SET TASK: Gather up all lines that carry the word "text".

□ □ □ □ □ □ □

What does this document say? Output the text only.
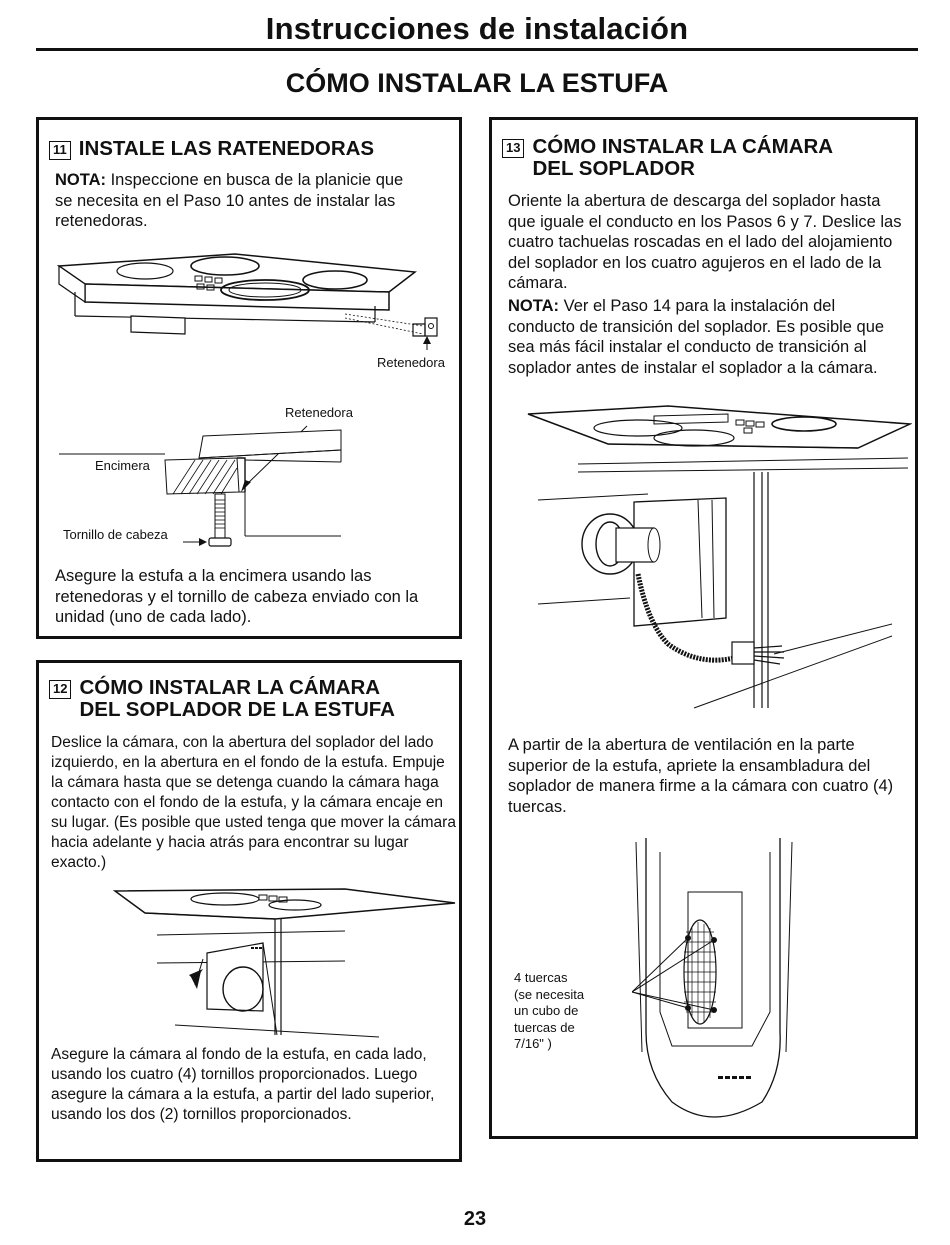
Instrucciones de instalación
CÓMO INSTALAR LA ESTUFA
11 INSTALE LAS RATENEDORAS
NOTA: Inspeccione en busca de la planicie que se necesita en el Paso 10 antes de instalar las retenedoras.
Retenedora
Retenedora
Encimera
Tornillo de cabeza
Asegure la estufa a la encimera usando las retenedoras y el tornillo de cabeza enviado con la unidad (uno de cada lado).
12 CÓMO INSTALAR LA CÁMARA
DEL SOPLADOR DE LA ESTUFA
Deslice la cámara, con la abertura del soplador del lado izquierdo, en la abertura en el fondo de la estufa. Empuje la cámara hasta que se detenga cuando la cámara haga contacto con el fondo de la estufa, y la cámara encaje en su lugar. (Es posible que usted tenga que mover la cámara hacia adelante y hacia atrás para encontrar su lugar exacto.)
Asegure la cámara al fondo de la estufa, en cada lado, usando los cuatro (4) tornillos proporcionados. Luego asegure la cámara a la estufa, a partir del lado superior, usando los dos (2) tornillos proporcionados.
13 CÓMO INSTALAR LA CÁMARA
DEL SOPLADOR
Oriente la abertura de descarga del soplador hasta que iguale el conducto en los Pasos 6 y 7. Deslice las cuatro tachuelas roscadas en el lado del alojamiento del soplador en los cuatro agujeros en el lado de la cámara.
NOTA: Ver el Paso 14 para la instalación del conducto de transición del soplador. Es posible que sea más fácil instalar el conducto de transición al soplador antes de instalar el soplador a la cámara.
A partir de la abertura de ventilación en la parte superior de la estufa, apriete la ensambladura del soplador de manera firme a la cámara con cuatro (4) tuercas.
4 tuercas
(se necesita
un cubo de
tuercas de
7/16" )
23
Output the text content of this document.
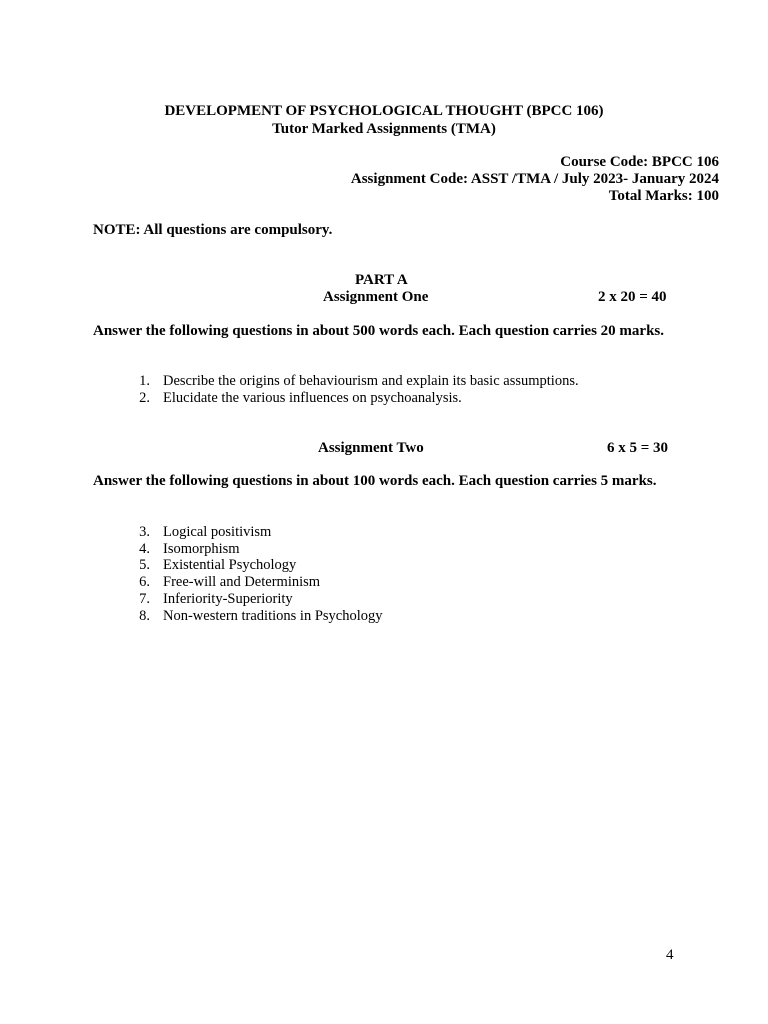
DEVELOPMENT OF PSYCHOLOGICAL THOUGHT (BPCC 106)
Tutor Marked Assignments (TMA)
Course Code: BPCC 106
Assignment Code: ASST /TMA / July 2023- January 2024
Total Marks: 100
NOTE: All questions are compulsory.
PART A
Assignment One	2 x 20 = 40
Answer the following questions in about 500 words each. Each question carries 20 marks.
1. Describe the origins of behaviourism and explain its basic assumptions.
2. Elucidate the various influences on psychoanalysis.
Assignment Two	6 x 5 = 30
Answer the following questions in about 100 words each. Each question carries 5 marks.
3. Logical positivism
4. Isomorphism
5. Existential Psychology
6. Free-will and Determinism
7. Inferiority-Superiority
8. Non-western traditions in Psychology
4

□ □ □ □ □ □ □

TASK RESULT:
What does this document say? Output the text only.
Output the text content of this document.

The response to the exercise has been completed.